THE TASK> Find each line with the word "Preamble" and state how many there are, nothing more.

## start ENTRIES SUPPLIED

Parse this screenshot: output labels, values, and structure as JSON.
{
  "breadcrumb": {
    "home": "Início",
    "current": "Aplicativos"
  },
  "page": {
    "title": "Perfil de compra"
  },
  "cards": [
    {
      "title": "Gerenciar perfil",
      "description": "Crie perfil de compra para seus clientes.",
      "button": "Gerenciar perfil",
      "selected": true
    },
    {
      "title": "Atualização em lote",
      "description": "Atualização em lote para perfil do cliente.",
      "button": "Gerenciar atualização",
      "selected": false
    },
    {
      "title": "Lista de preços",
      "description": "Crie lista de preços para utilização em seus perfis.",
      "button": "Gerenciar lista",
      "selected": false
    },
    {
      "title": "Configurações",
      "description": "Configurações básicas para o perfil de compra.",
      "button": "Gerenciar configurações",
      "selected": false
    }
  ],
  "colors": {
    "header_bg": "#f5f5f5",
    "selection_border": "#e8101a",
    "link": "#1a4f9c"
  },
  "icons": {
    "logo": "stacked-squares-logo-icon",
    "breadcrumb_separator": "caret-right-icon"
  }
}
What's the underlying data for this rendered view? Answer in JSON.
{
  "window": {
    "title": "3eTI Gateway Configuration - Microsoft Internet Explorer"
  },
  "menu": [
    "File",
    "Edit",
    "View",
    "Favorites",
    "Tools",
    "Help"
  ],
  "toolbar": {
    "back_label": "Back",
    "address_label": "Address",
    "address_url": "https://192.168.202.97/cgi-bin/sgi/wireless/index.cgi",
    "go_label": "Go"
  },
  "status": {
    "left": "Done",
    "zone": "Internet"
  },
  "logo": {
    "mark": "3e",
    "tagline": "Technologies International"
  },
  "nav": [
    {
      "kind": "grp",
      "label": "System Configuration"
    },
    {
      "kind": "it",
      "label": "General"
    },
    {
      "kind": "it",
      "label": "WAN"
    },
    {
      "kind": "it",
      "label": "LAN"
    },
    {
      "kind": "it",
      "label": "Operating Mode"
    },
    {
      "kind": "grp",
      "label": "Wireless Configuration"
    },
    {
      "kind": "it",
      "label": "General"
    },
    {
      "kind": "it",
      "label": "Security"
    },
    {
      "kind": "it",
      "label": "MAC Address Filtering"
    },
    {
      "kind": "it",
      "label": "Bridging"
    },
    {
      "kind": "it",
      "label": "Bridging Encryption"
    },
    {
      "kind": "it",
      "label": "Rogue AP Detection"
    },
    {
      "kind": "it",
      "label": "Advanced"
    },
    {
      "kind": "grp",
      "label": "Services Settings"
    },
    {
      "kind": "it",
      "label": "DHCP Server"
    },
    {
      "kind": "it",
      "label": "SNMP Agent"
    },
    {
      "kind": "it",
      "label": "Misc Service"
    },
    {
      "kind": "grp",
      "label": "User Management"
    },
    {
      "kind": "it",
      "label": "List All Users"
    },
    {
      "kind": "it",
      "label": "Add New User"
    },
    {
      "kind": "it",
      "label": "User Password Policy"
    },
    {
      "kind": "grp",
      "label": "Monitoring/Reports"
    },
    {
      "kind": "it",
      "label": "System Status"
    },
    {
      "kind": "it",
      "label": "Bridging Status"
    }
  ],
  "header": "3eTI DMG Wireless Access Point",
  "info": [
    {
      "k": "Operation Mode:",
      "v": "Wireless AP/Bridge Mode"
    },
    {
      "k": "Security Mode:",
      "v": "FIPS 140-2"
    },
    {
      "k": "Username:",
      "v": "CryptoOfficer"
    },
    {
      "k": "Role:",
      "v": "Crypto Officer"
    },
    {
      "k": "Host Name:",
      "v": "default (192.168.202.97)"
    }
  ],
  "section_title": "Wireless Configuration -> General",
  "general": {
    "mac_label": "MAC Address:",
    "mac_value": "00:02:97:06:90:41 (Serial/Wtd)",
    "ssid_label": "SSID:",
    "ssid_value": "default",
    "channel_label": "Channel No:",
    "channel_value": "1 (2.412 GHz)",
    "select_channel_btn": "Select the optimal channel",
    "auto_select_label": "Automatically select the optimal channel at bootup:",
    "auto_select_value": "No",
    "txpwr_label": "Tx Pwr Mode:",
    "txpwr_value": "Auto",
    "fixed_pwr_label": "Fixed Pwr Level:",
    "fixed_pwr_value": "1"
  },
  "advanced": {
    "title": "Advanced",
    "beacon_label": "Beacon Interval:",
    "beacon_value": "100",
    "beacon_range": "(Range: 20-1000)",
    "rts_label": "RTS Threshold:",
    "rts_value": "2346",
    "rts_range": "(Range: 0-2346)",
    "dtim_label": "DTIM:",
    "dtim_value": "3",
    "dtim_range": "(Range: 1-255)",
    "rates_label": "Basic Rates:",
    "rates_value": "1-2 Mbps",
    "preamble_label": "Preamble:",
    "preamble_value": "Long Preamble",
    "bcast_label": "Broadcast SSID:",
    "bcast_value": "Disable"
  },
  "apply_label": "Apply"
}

## end ENTRIES SUPPLIED

TASK RESULT> 2